Set task:
Find the lines that hold the word "SRMTID" and return them.

* start Provided information *

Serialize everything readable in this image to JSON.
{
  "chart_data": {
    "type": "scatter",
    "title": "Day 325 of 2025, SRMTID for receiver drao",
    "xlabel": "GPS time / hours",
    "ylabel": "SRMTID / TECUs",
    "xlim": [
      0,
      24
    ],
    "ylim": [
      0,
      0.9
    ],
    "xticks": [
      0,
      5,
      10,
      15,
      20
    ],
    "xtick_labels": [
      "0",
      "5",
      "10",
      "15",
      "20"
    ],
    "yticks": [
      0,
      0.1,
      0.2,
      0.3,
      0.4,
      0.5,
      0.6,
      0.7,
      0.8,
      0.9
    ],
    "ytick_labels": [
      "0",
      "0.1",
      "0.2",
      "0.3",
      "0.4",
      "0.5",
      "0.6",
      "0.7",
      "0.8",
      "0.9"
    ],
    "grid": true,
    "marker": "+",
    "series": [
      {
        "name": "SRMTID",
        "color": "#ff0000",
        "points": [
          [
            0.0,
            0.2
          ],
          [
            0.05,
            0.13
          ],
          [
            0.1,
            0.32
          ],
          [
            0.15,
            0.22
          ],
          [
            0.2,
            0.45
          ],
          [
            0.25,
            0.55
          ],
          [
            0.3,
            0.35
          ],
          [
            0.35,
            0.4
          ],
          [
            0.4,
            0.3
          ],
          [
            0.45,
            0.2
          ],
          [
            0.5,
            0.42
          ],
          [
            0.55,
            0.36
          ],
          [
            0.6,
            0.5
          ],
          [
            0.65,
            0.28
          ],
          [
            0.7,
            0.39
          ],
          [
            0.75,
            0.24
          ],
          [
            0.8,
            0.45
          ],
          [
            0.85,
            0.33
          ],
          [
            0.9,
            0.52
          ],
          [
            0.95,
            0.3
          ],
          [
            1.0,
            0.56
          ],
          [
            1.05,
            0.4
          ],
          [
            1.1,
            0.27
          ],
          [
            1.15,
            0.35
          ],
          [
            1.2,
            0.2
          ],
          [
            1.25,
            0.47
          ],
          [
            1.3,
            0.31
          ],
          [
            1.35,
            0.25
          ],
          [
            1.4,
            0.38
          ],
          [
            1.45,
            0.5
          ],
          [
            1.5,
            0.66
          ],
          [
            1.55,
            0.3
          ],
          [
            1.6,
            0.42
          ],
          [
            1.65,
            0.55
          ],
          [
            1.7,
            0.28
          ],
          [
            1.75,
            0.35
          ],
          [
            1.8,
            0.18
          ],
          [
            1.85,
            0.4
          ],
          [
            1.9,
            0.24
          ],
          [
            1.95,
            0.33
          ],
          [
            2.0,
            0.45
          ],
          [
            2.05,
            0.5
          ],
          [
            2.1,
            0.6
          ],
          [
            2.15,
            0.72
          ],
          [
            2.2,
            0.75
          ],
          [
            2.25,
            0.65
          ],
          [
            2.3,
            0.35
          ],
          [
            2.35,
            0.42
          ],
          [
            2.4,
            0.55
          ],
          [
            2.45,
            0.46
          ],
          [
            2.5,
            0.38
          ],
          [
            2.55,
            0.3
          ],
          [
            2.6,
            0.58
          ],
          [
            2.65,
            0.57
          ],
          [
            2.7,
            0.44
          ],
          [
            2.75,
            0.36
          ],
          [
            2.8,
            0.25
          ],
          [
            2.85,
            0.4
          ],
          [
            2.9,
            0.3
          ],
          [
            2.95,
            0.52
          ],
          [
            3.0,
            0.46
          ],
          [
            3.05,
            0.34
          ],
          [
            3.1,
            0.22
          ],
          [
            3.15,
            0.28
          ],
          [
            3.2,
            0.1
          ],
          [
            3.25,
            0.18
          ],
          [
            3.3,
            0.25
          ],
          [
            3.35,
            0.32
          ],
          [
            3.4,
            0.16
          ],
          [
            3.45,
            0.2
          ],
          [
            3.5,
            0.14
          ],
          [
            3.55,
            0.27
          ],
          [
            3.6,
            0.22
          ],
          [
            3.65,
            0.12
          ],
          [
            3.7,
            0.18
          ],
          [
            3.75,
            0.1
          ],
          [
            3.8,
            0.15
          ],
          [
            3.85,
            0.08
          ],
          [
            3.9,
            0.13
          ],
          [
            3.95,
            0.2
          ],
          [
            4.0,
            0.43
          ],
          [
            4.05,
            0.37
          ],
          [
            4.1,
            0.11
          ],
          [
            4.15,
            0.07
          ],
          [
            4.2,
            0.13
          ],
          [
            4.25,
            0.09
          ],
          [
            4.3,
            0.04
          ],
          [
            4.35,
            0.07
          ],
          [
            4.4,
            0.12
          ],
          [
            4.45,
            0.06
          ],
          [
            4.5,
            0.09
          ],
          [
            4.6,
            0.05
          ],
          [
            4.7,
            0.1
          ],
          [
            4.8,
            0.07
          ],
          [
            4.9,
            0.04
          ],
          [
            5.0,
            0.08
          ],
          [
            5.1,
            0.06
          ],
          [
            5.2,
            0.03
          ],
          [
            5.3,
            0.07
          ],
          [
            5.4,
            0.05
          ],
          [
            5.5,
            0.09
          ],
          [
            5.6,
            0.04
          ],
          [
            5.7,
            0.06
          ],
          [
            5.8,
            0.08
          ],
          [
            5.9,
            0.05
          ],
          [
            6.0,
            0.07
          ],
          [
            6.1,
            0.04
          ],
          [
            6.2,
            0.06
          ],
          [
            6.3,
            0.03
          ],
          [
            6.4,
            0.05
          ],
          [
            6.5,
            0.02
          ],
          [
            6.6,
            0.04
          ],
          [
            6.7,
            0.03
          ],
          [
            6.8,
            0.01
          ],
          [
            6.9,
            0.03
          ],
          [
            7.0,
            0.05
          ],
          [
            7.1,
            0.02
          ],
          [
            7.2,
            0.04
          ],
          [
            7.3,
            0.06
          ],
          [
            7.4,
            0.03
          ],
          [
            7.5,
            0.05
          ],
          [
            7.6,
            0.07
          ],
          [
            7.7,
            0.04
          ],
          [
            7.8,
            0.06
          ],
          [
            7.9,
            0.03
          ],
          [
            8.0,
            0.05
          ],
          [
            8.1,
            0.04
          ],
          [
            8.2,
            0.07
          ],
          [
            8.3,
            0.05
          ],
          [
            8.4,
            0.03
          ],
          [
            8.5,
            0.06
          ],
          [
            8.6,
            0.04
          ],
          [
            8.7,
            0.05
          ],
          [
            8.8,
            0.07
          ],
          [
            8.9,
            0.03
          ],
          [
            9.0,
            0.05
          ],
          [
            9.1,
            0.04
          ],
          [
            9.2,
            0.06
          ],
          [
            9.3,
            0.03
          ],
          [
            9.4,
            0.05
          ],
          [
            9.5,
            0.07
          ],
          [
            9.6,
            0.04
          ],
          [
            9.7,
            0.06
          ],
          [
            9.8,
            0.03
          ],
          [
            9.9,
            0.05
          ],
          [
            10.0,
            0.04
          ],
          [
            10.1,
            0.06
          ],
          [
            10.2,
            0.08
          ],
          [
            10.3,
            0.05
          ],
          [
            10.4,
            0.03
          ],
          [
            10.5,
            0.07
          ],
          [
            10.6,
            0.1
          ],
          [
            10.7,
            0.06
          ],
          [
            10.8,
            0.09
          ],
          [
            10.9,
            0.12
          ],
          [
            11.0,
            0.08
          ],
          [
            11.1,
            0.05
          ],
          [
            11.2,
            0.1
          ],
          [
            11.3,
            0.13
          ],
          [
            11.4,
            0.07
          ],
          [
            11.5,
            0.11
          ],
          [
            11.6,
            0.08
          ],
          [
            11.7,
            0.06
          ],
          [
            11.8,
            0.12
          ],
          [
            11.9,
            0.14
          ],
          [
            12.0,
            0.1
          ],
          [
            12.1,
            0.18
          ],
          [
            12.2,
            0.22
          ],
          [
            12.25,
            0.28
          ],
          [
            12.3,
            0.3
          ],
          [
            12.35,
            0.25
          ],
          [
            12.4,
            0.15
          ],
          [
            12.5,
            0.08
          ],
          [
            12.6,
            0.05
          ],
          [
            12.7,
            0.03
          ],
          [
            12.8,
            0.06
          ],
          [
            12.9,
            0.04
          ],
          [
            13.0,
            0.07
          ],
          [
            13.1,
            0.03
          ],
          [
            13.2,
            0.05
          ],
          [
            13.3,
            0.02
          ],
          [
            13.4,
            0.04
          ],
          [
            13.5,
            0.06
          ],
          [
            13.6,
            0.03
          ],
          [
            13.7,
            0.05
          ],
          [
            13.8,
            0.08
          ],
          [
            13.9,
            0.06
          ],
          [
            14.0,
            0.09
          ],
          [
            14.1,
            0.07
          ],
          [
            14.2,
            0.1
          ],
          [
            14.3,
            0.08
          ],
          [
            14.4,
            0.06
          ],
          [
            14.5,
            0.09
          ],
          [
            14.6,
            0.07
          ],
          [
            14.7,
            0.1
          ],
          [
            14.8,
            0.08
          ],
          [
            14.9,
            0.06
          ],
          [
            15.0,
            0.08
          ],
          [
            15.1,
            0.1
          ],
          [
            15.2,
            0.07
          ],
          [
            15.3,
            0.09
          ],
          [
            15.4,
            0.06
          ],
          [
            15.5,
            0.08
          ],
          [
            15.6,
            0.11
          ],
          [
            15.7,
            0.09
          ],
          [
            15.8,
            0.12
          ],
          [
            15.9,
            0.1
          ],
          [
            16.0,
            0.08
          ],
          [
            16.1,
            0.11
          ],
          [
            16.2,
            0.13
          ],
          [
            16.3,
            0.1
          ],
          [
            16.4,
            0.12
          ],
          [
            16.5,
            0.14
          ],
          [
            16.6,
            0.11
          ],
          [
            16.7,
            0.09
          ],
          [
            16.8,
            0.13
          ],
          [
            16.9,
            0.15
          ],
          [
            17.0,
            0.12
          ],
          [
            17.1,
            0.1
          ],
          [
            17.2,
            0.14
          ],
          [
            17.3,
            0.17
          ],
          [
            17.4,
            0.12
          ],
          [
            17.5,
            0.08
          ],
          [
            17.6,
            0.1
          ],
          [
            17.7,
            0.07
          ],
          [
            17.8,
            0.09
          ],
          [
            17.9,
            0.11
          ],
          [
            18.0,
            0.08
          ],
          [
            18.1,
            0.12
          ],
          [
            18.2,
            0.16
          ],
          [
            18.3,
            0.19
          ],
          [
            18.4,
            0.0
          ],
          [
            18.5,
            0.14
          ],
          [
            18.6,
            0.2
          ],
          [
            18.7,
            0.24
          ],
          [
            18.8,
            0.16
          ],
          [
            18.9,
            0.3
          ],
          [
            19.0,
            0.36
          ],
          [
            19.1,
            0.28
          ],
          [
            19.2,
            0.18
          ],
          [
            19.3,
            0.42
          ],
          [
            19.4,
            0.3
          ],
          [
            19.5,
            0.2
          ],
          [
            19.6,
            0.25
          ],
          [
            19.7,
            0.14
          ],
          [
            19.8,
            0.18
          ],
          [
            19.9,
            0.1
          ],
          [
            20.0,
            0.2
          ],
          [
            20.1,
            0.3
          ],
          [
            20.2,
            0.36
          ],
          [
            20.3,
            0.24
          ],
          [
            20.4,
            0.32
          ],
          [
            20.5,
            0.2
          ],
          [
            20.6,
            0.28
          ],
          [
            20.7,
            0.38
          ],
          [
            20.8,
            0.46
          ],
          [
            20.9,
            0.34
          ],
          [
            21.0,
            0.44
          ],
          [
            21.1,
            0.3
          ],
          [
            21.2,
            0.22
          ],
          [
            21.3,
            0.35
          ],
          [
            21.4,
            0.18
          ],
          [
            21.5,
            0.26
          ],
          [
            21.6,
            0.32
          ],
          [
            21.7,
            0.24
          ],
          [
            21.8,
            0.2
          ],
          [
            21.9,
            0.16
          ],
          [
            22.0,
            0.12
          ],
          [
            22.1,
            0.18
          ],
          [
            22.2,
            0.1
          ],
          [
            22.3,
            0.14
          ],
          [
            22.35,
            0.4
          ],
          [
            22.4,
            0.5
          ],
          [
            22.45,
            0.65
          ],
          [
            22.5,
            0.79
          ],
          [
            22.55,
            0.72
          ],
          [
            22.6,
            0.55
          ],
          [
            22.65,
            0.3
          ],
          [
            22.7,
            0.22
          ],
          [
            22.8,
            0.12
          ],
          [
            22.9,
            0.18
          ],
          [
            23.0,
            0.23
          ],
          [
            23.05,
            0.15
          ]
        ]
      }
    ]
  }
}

* end Provided information *

Exercise result:
    "title": "Day 325 of 2025, SRMTID for receiver drao",
    "ylabel": "SRMTID / TECUs",
        "name": "SRMTID",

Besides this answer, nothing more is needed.